→ **SET EXERCISE**: Filter these entries so that only lines with the word "следующих" remain.
-*-*-
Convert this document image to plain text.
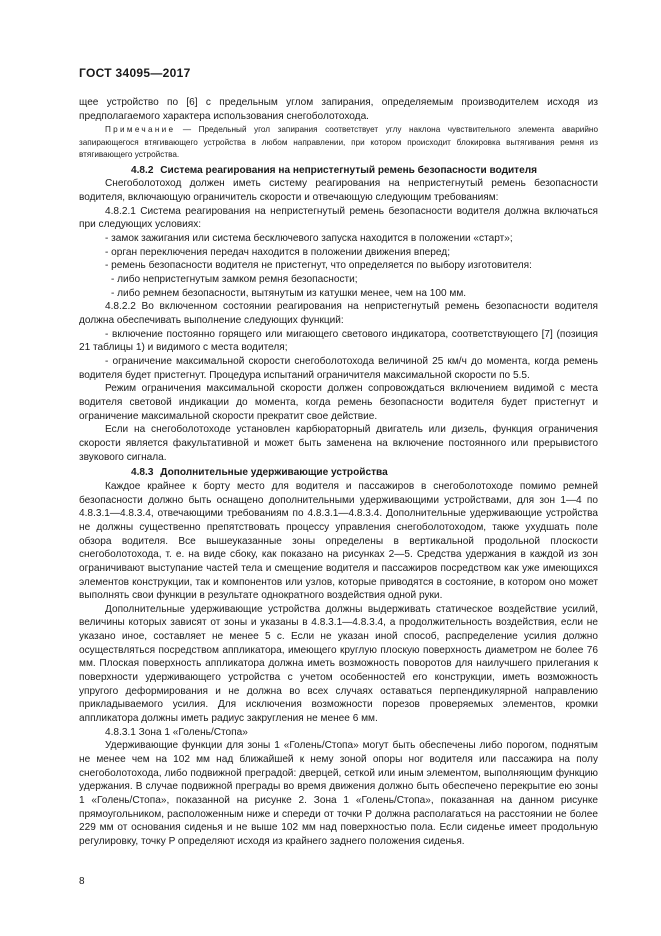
ГОСТ 34095—2017

щее устройство по [6] с предельным углом запирания, определяемым производителем исходя из предполагаемого характера использования снегоболотохода.

Примечание — Предельный угол запирания соответствует углу наклона чувствительного элемента аварийно запирающегося втягивающего устройства в любом направлении, при котором происходит блокировка вытягивания ремня из втягивающего устройства.

4.8.2 Система реагирования на непристегнутый ремень безопасности водителя

Снегоболотоход должен иметь систему реагирования на непристегнутый ремень безопасности водителя, включающую ограничитель скорости и отвечающую следующим требованиям:

4.8.2.1 Система реагирования на непристегнутый ремень безопасности водителя должна включаться при следующих условиях:

- замок зажигания или система бесключевого запуска находится в положении «старт»;

- орган переключения передач находится в положении движения вперед;

- ремень безопасности водителя не пристегнут, что определяется по выбору изготовителя:

- либо непристегнутым замком ремня безопасности;

- либо ремнем безопасности, вытянутым из катушки менее, чем на 100 мм.

4.8.2.2 Во включенном состоянии реагирования на непристегнутый ремень безопасности водителя должна обеспечивать выполнение следующих функций:

- включение постоянно горящего или мигающего светового индикатора, соответствующего [7] (позиция 21 таблицы 1) и видимого с места водителя;

- ограничение максимальной скорости снегоболотохода величиной 25 км/ч до момента, когда ремень водителя будет пристегнут. Процедура испытаний ограничителя максимальной скорости по 5.5.

Режим ограничения максимальной скорости должен сопровождаться включением видимой с места водителя световой индикации до момента, когда ремень безопасности водителя будет пристегнут и ограничение максимальной скорости прекратит свое действие.

Если на снегоболотоходе установлен карбюраторный двигатель или дизель, функция ограничения скорости является факультативной и может быть заменена на включение постоянного или прерывистого звукового сигнала.

4.8.3 Дополнительные удерживающие устройства

Каждое крайнее к борту место для водителя и пассажиров в снегоболотоходе помимо ремней безопасности должно быть оснащено дополнительными удерживающими устройствами, для зон 1—4 по 4.8.3.1—4.8.3.4, отвечающими требованиям по 4.8.3.1—4.8.3.4. Дополнительные удерживающие устройства не должны существенно препятствовать процессу управления снегоболотоходом, также ухудшать поле обзора водителя. Все вышеуказанные зоны определены в вертикальной продольной плоскости снегоболотохода, т. е. на виде сбоку, как показано на рисунках 2—5. Средства удержания в каждой из зон ограничивают выступание частей тела и смещение водителя и пассажиров посредством как уже имеющихся элементов конструкции, так и компонентов или узлов, которые приводятся в состояние, в котором оно может выполнять свои функции в результате однократного воздействия одной руки.

Дополнительные удерживающие устройства должны выдерживать статическое воздействие усилий, величины которых зависят от зоны и указаны в 4.8.3.1—4.8.3.4, а продолжительность воздействия, если не указано иное, составляет не менее 5 с. Если не указан иной способ, распределение усилия должно осуществляться посредством аппликатора, имеющего круглую плоскую поверхность диаметром не более 76 мм. Плоская поверхность аппликатора должна иметь возможность поворотов для наилучшего прилегания к поверхности удерживающего устройства с учетом особенностей его конструкции, иметь возможность упругого деформирования и не должна во всех случаях оставаться перпендикулярной направлению прикладываемого усилия. Для исключения возможности порезов проверяемых элементов, кромки аппликатора должны иметь радиус закругления не менее 6 мм.

4.8.3.1 Зона 1 «Голень/Стопа»

Удерживающие функции для зоны 1 «Голень/Стопа» могут быть обеспечены либо порогом, поднятым не менее чем на 102 мм над ближайшей к нему зоной опоры ног водителя или пассажира на полу снегоболотохода, либо подвижной преградой: дверцей, сеткой или иным элементом, выполняющим функцию удержания. В случае подвижной преграды во время движения должно быть обеспечено перекрытие ею зоны 1 «Голень/Стопа», показанной на рисунке 2. Зона 1 «Голень/Стопа», показанная на данном рисунке прямоугольником, расположенным ниже и спереди от точки P должна располагаться на расстоянии не более 229 мм от основания сиденья и не выше 102 мм над поверхностью пола. Если сиденье имеет продольную регулировку, точку P определяют исходя из крайнего заднего положения сиденья.

8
-*-*-
→ **COMPLETE ANSWER**:
4.8.2.1 Система реагирования на непристегнутый ремень безопасности водителя должна включаться при следующих условиях:
4.8.2.2 Во включенном состоянии реагирования на непристегнутый ремень безопасности водителя должна обеспечивать выполнение следующих функций:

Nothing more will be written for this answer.